_Problem to work on_
Search the entries for the word "Diego" and pull out each line that has it.

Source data
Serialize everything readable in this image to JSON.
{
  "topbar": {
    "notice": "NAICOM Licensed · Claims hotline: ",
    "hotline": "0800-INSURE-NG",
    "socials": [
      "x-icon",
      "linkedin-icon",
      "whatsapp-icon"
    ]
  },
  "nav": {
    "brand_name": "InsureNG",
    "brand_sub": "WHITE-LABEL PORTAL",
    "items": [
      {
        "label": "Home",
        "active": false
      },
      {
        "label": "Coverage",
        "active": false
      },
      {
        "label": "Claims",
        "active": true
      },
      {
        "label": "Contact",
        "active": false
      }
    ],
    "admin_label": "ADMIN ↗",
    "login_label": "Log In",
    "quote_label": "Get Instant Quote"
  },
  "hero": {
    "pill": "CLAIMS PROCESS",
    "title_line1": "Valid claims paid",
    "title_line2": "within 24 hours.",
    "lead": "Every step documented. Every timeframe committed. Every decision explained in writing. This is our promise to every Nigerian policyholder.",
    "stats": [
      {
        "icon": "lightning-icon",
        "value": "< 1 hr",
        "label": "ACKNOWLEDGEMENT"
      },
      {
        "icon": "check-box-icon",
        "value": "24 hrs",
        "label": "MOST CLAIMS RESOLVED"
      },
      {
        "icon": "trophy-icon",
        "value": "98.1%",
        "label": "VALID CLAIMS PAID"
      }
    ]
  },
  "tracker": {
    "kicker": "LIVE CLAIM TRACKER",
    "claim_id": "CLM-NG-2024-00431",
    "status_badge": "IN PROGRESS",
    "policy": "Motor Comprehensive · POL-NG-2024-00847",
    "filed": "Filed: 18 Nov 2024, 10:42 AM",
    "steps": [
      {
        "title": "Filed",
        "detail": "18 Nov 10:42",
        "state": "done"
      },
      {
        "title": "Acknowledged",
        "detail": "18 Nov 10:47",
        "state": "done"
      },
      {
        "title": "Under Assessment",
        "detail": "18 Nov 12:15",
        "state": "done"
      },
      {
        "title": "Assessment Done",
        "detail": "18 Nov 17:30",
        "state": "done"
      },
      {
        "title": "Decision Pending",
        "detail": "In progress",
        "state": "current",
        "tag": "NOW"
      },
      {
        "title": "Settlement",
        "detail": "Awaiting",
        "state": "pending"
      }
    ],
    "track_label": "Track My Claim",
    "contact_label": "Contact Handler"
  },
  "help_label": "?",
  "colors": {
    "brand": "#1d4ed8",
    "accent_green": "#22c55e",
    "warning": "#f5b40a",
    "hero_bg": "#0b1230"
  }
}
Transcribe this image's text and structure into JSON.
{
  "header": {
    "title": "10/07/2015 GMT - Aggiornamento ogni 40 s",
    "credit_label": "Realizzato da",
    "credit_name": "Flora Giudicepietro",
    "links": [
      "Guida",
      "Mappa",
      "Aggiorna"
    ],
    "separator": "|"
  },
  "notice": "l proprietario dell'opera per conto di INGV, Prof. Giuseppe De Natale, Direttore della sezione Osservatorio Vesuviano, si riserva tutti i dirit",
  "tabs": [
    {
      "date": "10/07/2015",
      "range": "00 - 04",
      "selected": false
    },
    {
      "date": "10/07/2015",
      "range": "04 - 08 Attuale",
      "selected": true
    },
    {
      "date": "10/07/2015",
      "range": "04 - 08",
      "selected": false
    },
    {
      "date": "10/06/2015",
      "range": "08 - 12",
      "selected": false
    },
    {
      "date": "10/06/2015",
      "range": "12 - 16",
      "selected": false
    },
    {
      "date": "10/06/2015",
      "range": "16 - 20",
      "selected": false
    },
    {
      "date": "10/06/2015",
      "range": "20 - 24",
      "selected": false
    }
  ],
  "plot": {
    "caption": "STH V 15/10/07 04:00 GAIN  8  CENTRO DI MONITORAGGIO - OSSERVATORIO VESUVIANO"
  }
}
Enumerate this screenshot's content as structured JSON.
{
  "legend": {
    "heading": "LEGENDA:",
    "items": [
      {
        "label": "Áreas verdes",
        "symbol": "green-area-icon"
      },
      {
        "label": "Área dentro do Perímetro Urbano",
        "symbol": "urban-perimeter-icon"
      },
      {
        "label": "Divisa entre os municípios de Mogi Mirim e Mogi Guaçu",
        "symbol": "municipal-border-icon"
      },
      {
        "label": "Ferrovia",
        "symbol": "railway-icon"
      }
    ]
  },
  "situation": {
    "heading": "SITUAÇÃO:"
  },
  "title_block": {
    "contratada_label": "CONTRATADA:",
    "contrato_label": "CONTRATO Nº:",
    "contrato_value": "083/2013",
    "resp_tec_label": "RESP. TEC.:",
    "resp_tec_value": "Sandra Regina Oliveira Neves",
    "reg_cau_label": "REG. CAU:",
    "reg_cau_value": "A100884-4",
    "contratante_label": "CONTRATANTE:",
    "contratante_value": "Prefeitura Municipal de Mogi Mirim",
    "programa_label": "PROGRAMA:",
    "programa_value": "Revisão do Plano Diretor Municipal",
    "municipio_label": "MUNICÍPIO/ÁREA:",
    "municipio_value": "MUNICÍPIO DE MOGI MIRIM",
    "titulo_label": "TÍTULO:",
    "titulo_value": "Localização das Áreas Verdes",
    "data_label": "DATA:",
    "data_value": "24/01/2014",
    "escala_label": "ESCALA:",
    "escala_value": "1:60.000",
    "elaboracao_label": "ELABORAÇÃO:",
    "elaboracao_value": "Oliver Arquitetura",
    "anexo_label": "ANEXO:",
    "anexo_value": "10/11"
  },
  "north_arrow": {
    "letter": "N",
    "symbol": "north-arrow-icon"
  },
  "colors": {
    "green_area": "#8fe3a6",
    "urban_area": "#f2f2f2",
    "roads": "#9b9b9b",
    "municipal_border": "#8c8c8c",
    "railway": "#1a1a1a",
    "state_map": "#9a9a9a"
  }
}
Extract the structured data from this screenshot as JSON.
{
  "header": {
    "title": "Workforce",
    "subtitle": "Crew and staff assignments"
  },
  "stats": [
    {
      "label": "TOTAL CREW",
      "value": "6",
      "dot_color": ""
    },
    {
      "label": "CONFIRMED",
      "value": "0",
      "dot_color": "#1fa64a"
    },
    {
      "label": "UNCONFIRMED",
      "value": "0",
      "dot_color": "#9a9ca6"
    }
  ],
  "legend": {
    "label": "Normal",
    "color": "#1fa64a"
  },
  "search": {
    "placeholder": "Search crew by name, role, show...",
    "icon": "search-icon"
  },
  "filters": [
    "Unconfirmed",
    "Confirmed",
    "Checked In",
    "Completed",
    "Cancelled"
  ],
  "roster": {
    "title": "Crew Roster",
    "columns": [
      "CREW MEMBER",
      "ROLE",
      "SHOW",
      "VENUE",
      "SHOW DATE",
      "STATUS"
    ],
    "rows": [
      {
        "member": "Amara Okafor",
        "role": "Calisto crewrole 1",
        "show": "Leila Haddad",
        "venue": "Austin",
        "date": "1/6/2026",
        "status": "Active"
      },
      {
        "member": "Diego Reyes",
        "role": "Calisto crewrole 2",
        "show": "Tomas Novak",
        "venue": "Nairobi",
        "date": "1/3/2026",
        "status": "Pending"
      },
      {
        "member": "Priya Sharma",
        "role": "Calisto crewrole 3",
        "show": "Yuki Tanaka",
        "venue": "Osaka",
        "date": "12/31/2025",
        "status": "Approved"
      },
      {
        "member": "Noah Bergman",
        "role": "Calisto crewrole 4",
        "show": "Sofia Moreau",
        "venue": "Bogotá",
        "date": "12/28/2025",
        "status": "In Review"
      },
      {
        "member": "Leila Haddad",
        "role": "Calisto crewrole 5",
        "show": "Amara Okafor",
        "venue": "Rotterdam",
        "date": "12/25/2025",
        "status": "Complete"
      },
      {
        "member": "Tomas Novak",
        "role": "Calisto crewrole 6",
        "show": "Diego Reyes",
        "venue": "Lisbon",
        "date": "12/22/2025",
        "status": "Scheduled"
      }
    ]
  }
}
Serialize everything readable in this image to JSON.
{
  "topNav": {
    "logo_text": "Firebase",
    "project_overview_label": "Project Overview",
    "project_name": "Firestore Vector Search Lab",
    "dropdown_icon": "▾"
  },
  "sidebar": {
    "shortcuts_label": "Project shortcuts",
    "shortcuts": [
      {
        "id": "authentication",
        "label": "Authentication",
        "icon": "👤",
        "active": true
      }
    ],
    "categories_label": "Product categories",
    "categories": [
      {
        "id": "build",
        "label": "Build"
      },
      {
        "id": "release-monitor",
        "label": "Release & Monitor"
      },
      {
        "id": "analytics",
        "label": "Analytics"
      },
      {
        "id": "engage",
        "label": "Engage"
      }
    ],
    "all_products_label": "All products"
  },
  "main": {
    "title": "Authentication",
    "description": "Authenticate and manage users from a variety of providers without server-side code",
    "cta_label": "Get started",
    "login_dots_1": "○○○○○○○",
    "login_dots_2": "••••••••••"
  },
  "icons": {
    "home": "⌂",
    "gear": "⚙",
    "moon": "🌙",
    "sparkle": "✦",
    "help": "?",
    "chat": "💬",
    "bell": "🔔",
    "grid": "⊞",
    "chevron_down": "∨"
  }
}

_Solution to this task_
        "member": "Diego Reyes",
        "show": "Diego Reyes",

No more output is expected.